- [Instruction]:
Repeat each line word for word.
++++
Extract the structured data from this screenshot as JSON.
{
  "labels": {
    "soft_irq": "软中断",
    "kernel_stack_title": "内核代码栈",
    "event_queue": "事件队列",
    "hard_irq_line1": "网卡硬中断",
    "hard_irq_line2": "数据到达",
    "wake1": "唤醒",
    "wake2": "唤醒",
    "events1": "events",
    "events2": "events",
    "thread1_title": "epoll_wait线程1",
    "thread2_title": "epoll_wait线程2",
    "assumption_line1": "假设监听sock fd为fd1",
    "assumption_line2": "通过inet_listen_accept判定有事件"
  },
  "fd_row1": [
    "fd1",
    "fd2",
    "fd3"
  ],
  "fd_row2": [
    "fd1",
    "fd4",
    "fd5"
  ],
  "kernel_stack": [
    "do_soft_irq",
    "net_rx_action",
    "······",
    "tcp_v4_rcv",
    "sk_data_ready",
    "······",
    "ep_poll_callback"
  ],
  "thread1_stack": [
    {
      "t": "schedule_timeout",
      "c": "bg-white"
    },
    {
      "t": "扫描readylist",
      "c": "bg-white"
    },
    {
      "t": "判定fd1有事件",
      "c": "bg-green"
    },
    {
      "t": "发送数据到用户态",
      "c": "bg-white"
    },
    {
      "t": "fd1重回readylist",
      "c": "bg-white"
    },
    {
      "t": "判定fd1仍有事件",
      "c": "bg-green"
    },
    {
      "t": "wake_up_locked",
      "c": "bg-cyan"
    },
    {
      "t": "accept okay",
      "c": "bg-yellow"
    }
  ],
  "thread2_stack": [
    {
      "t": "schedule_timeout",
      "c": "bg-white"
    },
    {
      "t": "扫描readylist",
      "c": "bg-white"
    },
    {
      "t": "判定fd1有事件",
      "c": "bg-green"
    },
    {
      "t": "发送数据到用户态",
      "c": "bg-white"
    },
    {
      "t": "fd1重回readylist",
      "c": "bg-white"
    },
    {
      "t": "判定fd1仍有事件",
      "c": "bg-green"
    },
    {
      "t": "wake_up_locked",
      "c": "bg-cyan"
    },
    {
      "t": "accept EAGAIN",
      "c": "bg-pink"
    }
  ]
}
++++
- [Answer to the problem]:
Extract the structured data from this screenshot as JSON.
{
  "labels": {
    "soft_irq": "软中断",
    "kernel_stack_title": "内核代码栈",
    "event_queue": "事件队列",
    "hard_irq_line1": "网卡硬中断",
    "hard_irq_line2": "数据到达",
    "wake1": "唤醒",
    "wake2": "唤醒",
    "events1": "events",
    "events2": "events",
    "thread1_title": "epoll_wait线程1",
    "thread2_title": "epoll_wait线程2",
    "assumption_line1": "假设监听sock fd为fd1",
    "assumption_line2": "通过inet_listen_accept判定有事件"
  },
  "fd_row1": [
    "fd1",
    "fd2",
    "fd3"
  ],
  "fd_row2": [
    "fd1",
    "fd4",
    "fd5"
  ],
  "kernel_stack": [
    "do_soft_irq",
    "net_rx_action",
    "······",
    "tcp_v4_rcv",
    "sk_data_ready",
    "······",
    "ep_poll_callback"
  ],
  "thread1_stack": [
    {
      "t": "schedule_timeout",
      "c": "bg-white"
    },
    {
      "t": "扫描readylist",
      "c": "bg-white"
    },
    {
      "t": "判定fd1有事件",
      "c": "bg-green"
    },
    {
      "t": "发送数据到用户态",
      "c": "bg-white"
    },
    {
      "t": "fd1重回readylist",
      "c": "bg-white"
    },
    {
      "t": "判定fd1仍有事件",
      "c": "bg-green"
    },
    {
      "t": "wake_up_locked",
      "c": "bg-cyan"
    },
    {
      "t": "accept okay",
      "c": "bg-yellow"
    }
  ],
  "thread2_stack": [
    {
      "t": "schedule_timeout",
      "c": "bg-white"
    },
    {
      "t": "扫描readylist",
      "c": "bg-white"
    },
    {
      "t": "判定fd1有事件",
      "c": "bg-green"
    },
    {
      "t": "发送数据到用户态",
      "c": "bg-white"
    },
    {
      "t": "fd1重回readylist",
      "c": "bg-white"
    },
    {
      "t": "判定fd1仍有事件",
      "c": "bg-green"
    },
    {
      "t": "wake_up_locked",
      "c": "bg-cyan"
    },
    {
      "t": "accept EAGAIN",
      "c": "bg-pink"
    }
  ]
}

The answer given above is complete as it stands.